** Request **
Copy down every line where the string "economies" shows up.

* start Input rows *

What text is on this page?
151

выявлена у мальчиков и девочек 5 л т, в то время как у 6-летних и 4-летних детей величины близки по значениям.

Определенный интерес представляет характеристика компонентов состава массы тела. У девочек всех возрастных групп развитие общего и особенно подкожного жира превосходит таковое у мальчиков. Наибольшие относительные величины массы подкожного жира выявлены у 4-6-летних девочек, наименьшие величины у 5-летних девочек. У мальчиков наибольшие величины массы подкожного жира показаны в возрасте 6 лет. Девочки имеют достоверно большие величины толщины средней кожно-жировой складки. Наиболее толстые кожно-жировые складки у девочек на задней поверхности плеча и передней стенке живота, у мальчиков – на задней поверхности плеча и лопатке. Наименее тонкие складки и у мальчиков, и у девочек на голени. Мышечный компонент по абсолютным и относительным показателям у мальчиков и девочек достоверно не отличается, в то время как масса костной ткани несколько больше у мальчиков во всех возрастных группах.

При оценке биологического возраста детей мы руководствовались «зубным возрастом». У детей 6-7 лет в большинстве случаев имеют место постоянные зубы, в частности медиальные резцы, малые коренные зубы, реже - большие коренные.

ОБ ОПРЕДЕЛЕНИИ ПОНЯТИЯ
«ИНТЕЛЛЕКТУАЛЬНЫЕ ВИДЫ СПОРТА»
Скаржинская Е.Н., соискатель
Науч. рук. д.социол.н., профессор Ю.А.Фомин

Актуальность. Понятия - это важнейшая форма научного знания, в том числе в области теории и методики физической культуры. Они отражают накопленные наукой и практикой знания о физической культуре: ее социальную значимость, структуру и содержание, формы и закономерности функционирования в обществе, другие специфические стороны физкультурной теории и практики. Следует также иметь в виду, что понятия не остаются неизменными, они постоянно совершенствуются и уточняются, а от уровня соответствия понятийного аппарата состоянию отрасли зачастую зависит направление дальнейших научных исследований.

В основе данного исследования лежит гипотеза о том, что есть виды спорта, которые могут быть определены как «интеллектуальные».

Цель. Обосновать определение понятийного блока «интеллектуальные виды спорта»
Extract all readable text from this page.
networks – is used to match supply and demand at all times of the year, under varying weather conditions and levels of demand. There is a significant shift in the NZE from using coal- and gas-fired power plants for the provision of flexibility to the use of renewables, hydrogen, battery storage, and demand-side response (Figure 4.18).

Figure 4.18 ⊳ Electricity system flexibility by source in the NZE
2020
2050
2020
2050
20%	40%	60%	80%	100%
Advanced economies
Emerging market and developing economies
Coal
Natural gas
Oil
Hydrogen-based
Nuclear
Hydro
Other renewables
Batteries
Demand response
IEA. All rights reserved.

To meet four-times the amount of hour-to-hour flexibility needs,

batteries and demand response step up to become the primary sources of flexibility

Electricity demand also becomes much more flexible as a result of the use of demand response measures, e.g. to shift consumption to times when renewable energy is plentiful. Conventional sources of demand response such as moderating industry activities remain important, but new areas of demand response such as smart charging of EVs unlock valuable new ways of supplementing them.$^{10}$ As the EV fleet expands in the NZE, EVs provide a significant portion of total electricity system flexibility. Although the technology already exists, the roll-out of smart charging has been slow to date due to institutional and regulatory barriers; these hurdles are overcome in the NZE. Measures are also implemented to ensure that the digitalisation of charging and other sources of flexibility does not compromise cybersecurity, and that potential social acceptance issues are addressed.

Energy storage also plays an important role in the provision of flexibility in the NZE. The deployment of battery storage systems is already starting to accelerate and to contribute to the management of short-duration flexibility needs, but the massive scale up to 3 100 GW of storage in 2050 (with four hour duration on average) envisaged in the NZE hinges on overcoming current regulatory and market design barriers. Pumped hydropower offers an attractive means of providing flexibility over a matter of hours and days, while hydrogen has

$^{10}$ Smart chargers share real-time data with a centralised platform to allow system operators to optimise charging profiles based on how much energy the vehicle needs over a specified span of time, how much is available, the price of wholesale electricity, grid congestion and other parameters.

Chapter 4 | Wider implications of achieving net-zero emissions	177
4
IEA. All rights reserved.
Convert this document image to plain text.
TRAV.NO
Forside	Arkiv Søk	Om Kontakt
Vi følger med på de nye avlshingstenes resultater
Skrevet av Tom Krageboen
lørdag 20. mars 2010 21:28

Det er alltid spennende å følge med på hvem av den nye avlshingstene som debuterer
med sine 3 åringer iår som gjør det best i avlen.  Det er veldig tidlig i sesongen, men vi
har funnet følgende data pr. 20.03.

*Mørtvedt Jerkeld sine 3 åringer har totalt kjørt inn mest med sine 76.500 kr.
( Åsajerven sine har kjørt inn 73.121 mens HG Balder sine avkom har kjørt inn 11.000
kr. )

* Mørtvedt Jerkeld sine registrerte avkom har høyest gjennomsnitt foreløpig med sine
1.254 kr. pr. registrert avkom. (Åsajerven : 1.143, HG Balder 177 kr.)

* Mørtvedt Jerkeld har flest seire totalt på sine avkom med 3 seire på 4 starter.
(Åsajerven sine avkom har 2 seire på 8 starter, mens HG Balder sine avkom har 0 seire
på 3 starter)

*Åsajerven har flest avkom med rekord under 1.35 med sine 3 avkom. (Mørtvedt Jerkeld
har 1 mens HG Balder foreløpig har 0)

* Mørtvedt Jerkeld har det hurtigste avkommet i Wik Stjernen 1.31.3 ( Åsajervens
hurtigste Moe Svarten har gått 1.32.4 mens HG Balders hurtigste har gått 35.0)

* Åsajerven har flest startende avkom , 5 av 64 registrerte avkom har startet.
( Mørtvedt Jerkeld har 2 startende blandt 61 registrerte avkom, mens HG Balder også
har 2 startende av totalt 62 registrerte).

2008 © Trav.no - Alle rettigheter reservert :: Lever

* end Input rows *

** The reply **
Advanced economies
Emerging market and developing economies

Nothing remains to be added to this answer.